▶ TASK GOAL
Tally the lines that contain the string "text" and state that total without comment.

--- BEGIN MATERIAL FOR THE TASK ---

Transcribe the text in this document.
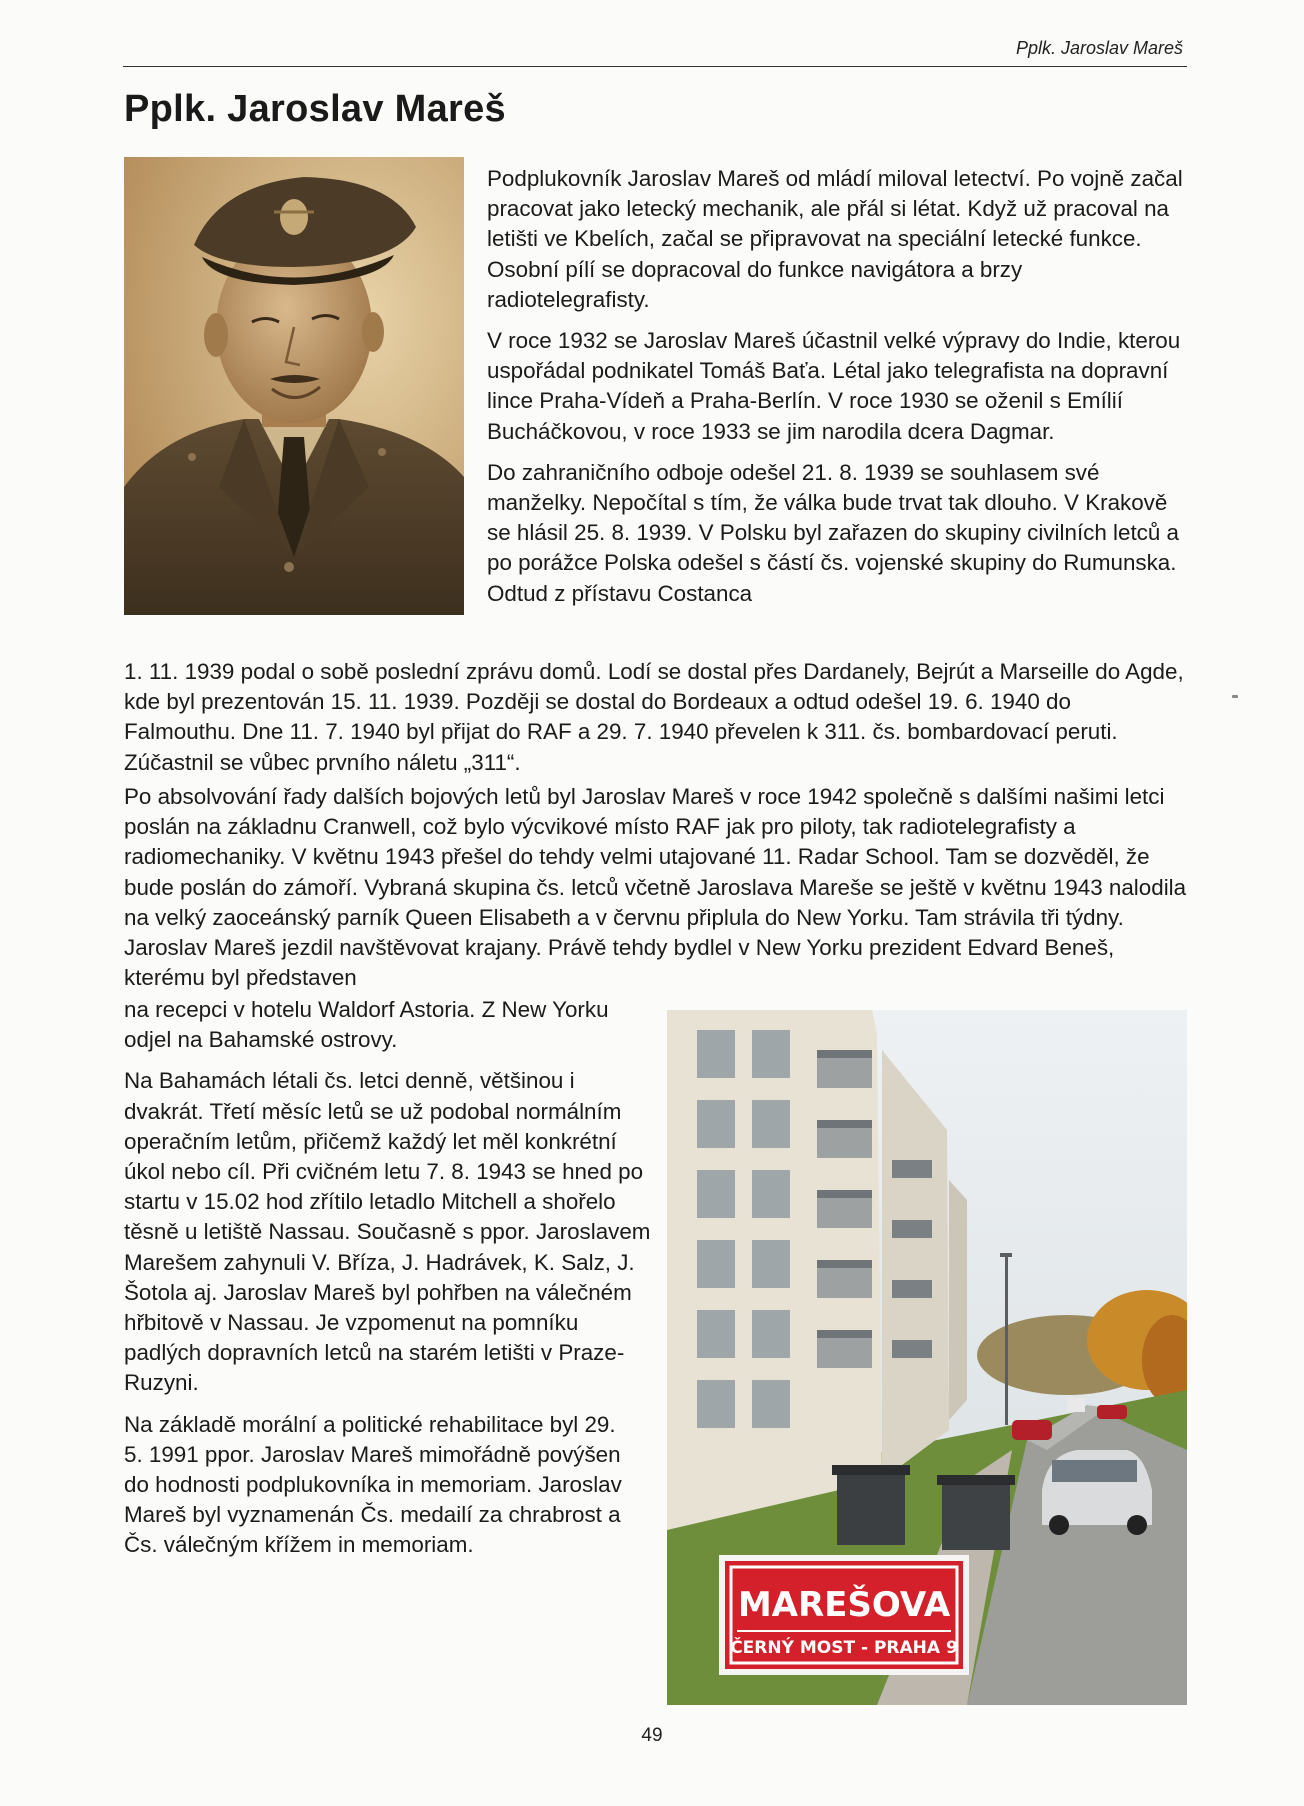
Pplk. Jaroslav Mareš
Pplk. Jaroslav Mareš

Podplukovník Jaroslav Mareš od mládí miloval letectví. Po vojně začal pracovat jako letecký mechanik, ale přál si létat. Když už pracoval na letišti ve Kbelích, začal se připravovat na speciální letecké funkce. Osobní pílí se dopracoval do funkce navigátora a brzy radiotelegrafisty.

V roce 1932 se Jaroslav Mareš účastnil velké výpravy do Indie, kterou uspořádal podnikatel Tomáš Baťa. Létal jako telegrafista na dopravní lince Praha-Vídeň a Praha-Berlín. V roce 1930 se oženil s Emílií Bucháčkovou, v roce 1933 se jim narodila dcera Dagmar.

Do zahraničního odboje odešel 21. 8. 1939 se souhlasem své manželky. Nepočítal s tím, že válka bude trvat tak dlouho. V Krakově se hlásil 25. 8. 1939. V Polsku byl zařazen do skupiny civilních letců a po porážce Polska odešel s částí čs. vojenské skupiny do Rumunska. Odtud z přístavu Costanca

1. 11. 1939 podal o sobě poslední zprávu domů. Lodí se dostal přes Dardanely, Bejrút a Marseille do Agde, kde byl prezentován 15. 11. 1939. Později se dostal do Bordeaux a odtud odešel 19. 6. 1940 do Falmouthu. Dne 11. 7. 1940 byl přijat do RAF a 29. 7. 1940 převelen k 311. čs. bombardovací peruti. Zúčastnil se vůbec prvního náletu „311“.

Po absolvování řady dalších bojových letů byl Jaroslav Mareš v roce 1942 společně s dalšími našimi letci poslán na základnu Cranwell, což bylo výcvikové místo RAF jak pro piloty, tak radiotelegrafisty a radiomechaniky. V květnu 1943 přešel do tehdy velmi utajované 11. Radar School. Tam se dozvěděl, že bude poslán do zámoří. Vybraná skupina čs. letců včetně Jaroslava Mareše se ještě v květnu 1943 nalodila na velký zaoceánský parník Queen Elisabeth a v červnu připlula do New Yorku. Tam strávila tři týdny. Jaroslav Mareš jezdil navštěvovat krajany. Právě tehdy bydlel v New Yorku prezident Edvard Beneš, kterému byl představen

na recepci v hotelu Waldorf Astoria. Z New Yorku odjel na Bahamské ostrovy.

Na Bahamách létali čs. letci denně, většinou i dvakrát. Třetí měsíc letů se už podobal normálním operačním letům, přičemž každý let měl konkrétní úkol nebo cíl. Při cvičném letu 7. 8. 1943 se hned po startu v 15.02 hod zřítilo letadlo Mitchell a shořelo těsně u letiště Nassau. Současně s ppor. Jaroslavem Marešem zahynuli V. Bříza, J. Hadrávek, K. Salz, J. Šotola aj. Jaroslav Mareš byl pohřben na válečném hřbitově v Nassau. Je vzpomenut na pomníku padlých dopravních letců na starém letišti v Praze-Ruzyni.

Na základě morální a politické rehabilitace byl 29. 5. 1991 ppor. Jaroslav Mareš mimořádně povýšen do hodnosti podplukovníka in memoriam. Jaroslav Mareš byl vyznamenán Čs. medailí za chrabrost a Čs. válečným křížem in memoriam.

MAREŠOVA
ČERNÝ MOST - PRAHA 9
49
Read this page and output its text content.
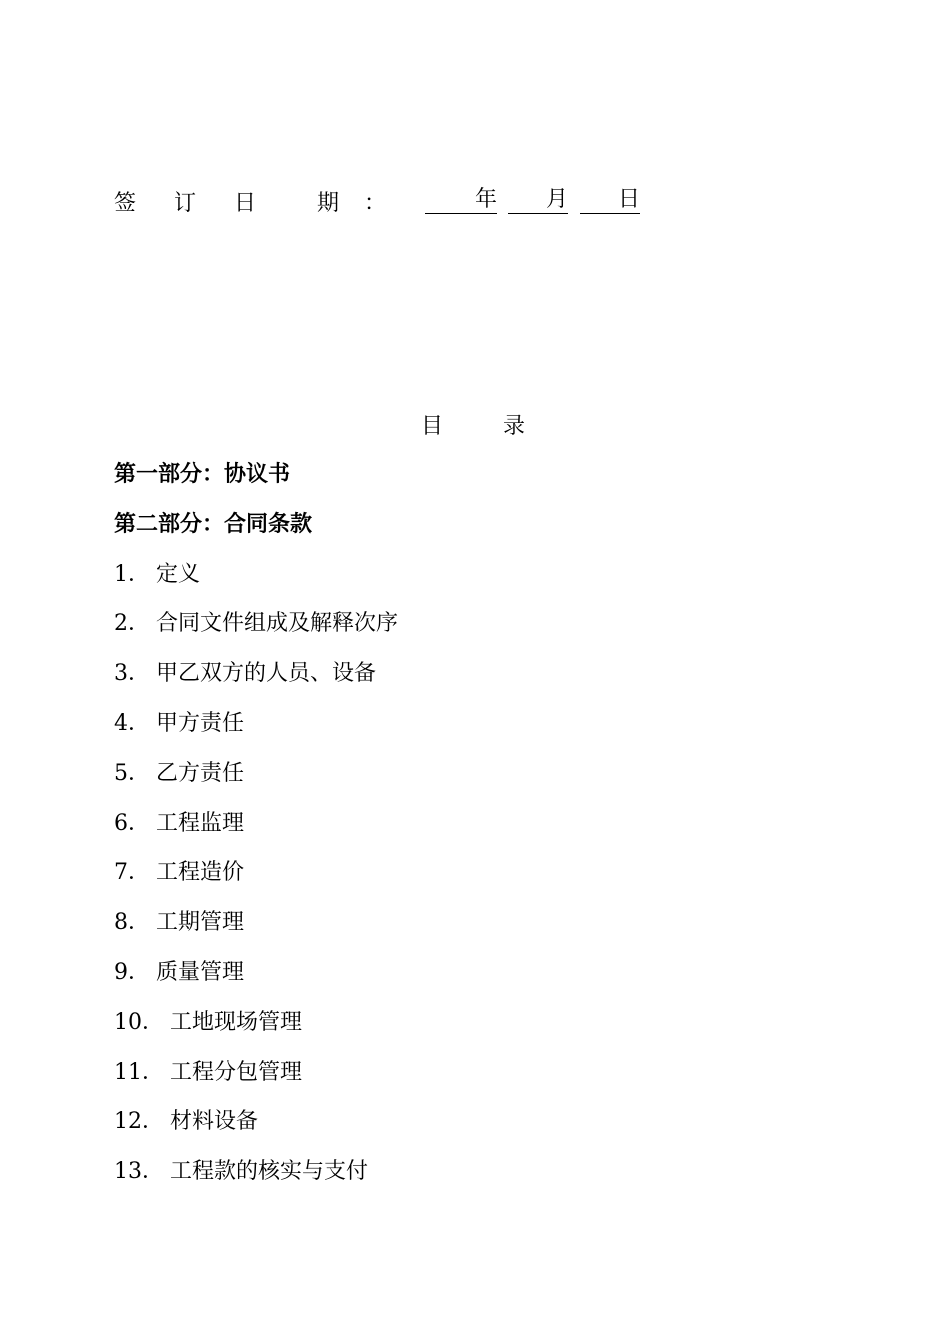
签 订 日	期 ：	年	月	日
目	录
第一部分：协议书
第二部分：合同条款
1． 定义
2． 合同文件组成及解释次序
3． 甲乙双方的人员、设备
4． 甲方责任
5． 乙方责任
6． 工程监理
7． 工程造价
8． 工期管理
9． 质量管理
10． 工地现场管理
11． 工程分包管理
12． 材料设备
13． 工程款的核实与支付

--- END MATERIAL FOR THE TASK ---

▶ THE SOLUTION
2